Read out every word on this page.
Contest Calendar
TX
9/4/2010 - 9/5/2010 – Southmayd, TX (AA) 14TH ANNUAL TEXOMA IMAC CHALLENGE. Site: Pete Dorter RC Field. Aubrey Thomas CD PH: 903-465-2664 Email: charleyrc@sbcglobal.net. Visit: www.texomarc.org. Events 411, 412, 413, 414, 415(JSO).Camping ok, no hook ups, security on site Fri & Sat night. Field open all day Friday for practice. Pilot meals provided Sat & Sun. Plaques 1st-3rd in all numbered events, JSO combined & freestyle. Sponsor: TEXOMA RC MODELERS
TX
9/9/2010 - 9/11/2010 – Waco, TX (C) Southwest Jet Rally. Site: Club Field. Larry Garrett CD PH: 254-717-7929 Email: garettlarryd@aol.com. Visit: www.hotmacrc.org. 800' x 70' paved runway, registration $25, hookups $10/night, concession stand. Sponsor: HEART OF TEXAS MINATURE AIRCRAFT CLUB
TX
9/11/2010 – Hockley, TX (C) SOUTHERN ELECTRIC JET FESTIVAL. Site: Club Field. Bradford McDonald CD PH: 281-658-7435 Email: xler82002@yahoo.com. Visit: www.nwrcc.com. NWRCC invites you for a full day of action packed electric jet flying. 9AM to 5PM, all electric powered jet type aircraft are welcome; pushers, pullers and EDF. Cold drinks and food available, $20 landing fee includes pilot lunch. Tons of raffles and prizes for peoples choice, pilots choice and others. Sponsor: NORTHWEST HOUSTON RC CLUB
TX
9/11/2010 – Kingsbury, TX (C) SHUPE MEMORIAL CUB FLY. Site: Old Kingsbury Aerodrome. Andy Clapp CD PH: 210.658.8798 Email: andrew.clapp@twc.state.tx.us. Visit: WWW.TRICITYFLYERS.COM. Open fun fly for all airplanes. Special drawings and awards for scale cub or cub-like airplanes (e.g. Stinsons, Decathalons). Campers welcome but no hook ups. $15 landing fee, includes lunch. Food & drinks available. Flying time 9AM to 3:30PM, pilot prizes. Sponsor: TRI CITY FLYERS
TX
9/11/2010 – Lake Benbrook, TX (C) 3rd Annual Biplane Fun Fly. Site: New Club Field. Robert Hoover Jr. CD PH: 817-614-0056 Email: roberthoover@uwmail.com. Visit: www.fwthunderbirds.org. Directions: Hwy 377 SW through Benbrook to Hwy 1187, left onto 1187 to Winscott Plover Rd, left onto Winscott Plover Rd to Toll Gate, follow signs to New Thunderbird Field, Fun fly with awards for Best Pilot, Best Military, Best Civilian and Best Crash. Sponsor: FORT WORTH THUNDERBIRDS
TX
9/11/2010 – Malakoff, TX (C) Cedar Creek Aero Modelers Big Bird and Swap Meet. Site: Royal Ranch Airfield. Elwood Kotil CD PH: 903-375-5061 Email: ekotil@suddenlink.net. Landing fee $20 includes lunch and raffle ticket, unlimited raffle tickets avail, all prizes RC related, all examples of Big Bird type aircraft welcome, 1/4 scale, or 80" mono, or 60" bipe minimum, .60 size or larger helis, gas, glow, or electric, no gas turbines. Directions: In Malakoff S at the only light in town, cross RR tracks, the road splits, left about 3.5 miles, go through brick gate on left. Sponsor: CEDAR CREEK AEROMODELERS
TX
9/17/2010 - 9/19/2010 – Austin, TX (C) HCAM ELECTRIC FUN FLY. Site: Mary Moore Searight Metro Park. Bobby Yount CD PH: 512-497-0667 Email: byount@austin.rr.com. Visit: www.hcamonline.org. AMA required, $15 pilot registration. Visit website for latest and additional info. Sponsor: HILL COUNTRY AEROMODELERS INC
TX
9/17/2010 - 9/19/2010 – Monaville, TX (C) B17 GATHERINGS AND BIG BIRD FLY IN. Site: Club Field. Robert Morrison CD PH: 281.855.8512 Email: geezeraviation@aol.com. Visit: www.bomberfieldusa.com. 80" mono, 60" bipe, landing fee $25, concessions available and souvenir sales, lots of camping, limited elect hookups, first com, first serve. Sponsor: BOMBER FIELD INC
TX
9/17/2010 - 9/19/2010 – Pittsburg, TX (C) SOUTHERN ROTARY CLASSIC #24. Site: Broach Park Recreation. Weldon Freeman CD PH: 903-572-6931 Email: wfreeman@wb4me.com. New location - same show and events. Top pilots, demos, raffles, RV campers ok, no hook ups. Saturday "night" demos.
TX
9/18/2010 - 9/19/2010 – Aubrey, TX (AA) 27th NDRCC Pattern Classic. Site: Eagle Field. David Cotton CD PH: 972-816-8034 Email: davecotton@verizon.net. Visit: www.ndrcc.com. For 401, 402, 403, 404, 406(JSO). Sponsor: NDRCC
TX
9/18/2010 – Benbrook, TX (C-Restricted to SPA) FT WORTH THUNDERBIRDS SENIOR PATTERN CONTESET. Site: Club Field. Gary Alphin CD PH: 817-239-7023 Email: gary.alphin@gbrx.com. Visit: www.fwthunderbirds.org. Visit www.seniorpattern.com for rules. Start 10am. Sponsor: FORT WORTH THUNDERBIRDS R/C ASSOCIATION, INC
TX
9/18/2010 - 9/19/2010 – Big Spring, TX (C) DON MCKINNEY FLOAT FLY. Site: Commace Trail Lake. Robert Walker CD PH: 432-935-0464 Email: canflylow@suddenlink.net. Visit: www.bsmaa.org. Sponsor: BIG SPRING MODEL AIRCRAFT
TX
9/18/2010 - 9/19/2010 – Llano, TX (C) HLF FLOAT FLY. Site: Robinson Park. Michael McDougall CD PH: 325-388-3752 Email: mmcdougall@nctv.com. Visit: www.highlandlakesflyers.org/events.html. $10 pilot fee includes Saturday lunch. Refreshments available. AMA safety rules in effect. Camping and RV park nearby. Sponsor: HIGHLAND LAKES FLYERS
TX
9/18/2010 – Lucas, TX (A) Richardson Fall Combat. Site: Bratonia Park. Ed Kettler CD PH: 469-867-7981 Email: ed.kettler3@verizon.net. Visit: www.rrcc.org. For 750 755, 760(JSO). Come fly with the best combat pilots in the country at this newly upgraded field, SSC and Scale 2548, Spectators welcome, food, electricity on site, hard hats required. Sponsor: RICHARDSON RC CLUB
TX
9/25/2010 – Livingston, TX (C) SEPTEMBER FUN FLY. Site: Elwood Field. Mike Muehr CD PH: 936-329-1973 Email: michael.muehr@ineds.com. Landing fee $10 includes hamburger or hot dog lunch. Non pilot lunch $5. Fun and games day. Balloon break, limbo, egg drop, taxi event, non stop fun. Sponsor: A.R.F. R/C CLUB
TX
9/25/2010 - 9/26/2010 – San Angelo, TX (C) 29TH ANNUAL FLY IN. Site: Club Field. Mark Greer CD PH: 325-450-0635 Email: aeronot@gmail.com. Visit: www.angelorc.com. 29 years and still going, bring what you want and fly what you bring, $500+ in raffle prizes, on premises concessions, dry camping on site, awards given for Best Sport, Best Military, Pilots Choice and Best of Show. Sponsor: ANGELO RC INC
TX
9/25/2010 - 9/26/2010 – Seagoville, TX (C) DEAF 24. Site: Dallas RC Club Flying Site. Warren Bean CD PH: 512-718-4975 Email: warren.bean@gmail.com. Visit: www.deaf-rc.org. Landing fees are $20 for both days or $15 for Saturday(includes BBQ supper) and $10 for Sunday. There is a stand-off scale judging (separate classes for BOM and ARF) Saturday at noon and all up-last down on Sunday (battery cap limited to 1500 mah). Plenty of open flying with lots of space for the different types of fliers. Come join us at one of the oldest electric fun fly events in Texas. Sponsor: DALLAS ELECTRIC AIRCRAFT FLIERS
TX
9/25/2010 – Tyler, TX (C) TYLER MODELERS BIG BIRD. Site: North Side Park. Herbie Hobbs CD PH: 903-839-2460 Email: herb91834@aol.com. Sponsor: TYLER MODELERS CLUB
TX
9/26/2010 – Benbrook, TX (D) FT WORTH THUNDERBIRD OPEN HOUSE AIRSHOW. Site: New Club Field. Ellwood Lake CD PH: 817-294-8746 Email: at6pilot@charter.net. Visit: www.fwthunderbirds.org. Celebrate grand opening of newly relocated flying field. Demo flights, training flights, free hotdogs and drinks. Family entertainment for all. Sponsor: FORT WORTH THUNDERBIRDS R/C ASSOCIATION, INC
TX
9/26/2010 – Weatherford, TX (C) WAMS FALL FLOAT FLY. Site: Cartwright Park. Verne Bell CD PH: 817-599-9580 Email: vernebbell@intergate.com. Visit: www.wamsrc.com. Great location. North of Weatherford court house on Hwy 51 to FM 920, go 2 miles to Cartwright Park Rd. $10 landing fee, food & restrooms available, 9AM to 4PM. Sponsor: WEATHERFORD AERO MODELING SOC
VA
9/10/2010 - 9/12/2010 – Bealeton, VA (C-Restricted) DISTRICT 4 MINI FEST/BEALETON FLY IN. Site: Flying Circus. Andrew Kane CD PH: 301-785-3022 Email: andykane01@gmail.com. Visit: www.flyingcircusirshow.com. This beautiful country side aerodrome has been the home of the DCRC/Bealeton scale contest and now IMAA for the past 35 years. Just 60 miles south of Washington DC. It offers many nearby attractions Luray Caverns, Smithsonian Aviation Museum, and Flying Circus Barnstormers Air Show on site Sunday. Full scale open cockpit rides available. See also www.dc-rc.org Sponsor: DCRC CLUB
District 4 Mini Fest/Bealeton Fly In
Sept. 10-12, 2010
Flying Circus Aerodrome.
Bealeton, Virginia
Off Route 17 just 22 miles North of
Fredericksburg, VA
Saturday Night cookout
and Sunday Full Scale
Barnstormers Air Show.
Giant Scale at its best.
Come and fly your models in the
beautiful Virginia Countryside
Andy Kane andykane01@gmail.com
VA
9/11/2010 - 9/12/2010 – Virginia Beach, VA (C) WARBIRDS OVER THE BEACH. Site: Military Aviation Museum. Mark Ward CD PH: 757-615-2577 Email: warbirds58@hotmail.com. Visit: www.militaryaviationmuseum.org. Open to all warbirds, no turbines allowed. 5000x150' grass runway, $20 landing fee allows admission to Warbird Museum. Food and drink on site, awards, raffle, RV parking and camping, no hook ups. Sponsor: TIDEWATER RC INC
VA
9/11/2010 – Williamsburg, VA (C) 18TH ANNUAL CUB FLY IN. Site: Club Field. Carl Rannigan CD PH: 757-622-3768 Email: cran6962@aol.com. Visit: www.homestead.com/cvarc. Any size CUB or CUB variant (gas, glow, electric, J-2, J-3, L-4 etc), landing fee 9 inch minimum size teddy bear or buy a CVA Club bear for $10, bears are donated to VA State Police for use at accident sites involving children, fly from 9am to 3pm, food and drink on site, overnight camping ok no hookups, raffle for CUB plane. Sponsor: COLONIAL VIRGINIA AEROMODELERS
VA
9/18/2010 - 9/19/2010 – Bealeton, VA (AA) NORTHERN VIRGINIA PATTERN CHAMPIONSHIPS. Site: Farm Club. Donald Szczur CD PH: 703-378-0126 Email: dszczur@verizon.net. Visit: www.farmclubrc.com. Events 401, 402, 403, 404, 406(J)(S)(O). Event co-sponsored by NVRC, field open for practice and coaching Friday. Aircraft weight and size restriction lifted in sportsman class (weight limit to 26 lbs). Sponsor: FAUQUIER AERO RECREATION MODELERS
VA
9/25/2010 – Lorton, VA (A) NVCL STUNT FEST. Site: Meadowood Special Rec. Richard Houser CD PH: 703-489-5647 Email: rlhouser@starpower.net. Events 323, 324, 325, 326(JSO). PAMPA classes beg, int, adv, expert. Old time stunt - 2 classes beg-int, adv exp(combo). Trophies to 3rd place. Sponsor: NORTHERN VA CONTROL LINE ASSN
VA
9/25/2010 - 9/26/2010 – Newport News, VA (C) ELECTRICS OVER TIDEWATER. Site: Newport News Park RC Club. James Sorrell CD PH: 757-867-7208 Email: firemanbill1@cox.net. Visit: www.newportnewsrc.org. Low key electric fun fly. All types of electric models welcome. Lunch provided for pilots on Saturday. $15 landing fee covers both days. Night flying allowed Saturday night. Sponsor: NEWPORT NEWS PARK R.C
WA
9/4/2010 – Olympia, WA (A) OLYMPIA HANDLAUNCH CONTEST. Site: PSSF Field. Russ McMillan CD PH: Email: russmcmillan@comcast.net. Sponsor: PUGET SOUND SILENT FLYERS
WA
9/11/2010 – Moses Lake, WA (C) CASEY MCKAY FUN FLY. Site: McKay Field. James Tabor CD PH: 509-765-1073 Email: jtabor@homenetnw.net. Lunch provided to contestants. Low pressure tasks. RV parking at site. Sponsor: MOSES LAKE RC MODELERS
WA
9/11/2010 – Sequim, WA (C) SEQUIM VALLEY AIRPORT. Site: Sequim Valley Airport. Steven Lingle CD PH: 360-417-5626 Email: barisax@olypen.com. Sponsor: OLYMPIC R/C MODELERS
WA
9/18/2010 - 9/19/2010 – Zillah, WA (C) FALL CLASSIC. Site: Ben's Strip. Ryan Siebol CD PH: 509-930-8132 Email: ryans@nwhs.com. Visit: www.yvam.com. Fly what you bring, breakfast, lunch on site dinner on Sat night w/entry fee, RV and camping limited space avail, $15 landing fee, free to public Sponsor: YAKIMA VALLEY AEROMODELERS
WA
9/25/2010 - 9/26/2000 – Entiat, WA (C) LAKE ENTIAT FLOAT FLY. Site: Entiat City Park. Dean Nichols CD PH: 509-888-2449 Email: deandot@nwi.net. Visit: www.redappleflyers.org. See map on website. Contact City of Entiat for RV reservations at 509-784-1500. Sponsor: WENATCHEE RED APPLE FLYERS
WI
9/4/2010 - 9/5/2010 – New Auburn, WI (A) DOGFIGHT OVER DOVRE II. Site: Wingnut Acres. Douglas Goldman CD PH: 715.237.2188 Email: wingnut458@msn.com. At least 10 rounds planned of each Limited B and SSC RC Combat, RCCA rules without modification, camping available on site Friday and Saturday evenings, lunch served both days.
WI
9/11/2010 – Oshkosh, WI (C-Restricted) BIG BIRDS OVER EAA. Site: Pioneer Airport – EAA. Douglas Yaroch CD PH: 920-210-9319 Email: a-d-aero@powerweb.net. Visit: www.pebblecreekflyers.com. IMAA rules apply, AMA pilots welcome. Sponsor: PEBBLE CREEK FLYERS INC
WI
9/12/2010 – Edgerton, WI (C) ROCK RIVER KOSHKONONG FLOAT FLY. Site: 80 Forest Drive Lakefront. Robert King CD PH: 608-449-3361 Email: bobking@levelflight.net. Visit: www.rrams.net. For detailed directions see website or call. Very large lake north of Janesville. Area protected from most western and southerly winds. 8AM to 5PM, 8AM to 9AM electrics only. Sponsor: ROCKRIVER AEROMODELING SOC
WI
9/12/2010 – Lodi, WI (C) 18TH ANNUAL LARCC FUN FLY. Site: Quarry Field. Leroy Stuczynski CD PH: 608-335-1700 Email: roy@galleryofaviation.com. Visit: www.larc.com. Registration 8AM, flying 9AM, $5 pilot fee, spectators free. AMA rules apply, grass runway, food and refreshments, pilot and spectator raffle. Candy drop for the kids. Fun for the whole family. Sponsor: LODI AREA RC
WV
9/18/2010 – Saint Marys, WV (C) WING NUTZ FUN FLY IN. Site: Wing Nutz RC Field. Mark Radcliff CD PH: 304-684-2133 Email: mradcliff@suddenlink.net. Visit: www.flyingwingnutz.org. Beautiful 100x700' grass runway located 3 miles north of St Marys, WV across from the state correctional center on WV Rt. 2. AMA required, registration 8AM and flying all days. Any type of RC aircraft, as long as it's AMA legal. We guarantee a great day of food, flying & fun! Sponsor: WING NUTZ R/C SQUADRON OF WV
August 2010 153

GOAL - From the data, list each line in which the string "left" appears.

ANSWER IN FULL -
9/11/2010 – Lake Benbrook, TX (C) 3rd Annual Biplane Fun Fly. Site: New Club Field. Robert Hoover Jr. CD PH: 817-614-0056 Email: roberthoover@uwmail.com. Visit: www.fwthunderbirds.org. Directions: Hwy 377 SW through Benbrook to Hwy 1187, left onto 1187 to Winscott Plover Rd, left onto Winscott Plover Rd to Toll Gate, follow signs to New Thunderbird Field, Fun fly with awards for Best Pilot, Best Military, Best Civilian and Best Crash. Sponsor: FORT WORTH THUNDERBIRDS
9/11/2010 – Malakoff, TX (C) Cedar Creek Aero Modelers Big Bird and Swap Meet. Site: Royal Ranch Airfield. Elwood Kotil CD PH: 903-375-5061 Email: ekotil@suddenlink.net. Landing fee $20 includes lunch and raffle ticket, unlimited raffle tickets avail, all prizes RC related, all examples of Big Bird type aircraft welcome, 1/4 scale, or 80" mono, or 60" bipe minimum, .60 size or larger helis, gas, glow, or electric, no gas turbines. Directions: In Malakoff S at the only light in town, cross RR tracks, the road splits, left about 3.5 miles, go through brick gate on left. Sponsor: CEDAR CREEK AEROMODELERS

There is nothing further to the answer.